* begin DATA FOR THIS TASK *

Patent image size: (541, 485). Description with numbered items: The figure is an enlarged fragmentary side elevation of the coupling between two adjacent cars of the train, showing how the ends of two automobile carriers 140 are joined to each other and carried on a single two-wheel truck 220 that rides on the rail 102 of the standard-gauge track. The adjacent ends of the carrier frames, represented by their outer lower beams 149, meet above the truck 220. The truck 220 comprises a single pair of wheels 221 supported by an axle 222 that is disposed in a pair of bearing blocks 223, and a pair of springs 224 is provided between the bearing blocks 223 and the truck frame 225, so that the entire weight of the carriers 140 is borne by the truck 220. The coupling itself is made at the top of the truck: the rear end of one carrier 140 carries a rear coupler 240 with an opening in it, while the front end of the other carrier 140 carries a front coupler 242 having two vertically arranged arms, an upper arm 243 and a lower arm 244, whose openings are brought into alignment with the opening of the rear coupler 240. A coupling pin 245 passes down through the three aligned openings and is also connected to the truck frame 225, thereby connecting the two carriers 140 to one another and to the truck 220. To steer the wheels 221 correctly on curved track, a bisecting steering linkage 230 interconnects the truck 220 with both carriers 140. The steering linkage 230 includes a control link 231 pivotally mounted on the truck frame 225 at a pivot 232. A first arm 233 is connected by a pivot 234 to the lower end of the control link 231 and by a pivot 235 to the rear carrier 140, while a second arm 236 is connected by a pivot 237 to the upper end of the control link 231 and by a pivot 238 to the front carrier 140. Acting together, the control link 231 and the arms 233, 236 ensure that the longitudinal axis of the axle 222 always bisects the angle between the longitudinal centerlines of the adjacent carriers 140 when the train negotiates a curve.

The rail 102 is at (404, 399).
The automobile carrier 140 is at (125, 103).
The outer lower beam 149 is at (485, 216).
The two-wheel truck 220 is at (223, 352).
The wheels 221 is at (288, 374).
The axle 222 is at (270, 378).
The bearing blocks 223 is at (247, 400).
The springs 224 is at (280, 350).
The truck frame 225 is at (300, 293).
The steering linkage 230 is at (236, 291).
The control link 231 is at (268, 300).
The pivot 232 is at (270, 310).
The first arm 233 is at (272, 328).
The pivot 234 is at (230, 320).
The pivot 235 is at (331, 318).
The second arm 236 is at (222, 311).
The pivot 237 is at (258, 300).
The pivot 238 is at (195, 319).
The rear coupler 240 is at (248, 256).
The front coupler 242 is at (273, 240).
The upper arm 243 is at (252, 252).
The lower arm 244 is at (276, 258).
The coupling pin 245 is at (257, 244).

* end DATA FOR THIS TASK *

### YOUR INSTRUCTIONS:
Write out all of the records again, replacing "train" with "convoy" wherever it appears and leaving everything else unchanged.

### FINISHED ANSWER:
Patent image size: (541, 485). Description with numbered items: The figure is an enlarged fragmentary side elevation of the coupling between two adjacent cars of the convoy, showing how the ends of two automobile carriers 140 are joined to each other and carried on a single two-wheel truck 220 that rides on the rail 102 of the standard-gauge track. The adjacent ends of the carrier frames, represented by their outer lower beams 149, meet above the truck 220. The truck 220 comprises a single pair of wheels 221 supported by an axle 222 that is disposed in a pair of bearing blocks 223, and a pair of springs 224 is provided between the bearing blocks 223 and the truck frame 225, so that the entire weight of the carriers 140 is borne by the truck 220. The coupling itself is made at the top of the truck: the rear end of one carrier 140 carries a rear coupler 240 with an opening in it, while the front end of the other carrier 140 carries a front coupler 242 having two vertically arranged arms, an upper arm 243 and a lower arm 244, whose openings are brought into alignment with the opening of the rear coupler 240. A coupling pin 245 passes down through the three aligned openings and is also connected to the truck frame 225, thereby connecting the two carriers 140 to one another and to the truck 220. To steer the wheels 221 correctly on curved track, a bisecting steering linkage 230 interconnects the truck 220 with both carriers 140. The steering linkage 230 includes a control link 231 pivotally mounted on the truck frame 225 at a pivot 232. A first arm 233 is connected by a pivot 234 to the lower end of the control link 231 and by a pivot 235 to the rear carrier 140, while a second arm 236 is connected by a pivot 237 to the upper end of the control link 231 and by a pivot 238 to the front carrier 140. Acting together, the control link 231 and the arms 233, 236 ensure that the longitudinal axis of the axle 222 always bisects the angle between the longitudinal centerlines of the adjacent carriers 140 when the convoy negotiates a curve.

The rail 102 is at (404, 399).
The automobile carrier 140 is at (125, 103).
The outer lower beam 149 is at (485, 216).
The two-wheel truck 220 is at (223, 352).
The wheels 221 is at (288, 374).
The axle 222 is at (270, 378).
The bearing blocks 223 is at (247, 400).
The springs 224 is at (280, 350).
The truck frame 225 is at (300, 293).
The steering linkage 230 is at (236, 291).
The control link 231 is at (268, 300).
The pivot 232 is at (270, 310).
The first arm 233 is at (272, 328).
The pivot 234 is at (230, 320).
The pivot 235 is at (331, 318).
The second arm 236 is at (222, 311).
The pivot 237 is at (258, 300).
The pivot 238 is at (195, 319).
The rear coupler 240 is at (248, 256).
The front coupler 242 is at (273, 240).
The upper arm 243 is at (252, 252).
The lower arm 244 is at (276, 258).
The coupling pin 245 is at (257, 244).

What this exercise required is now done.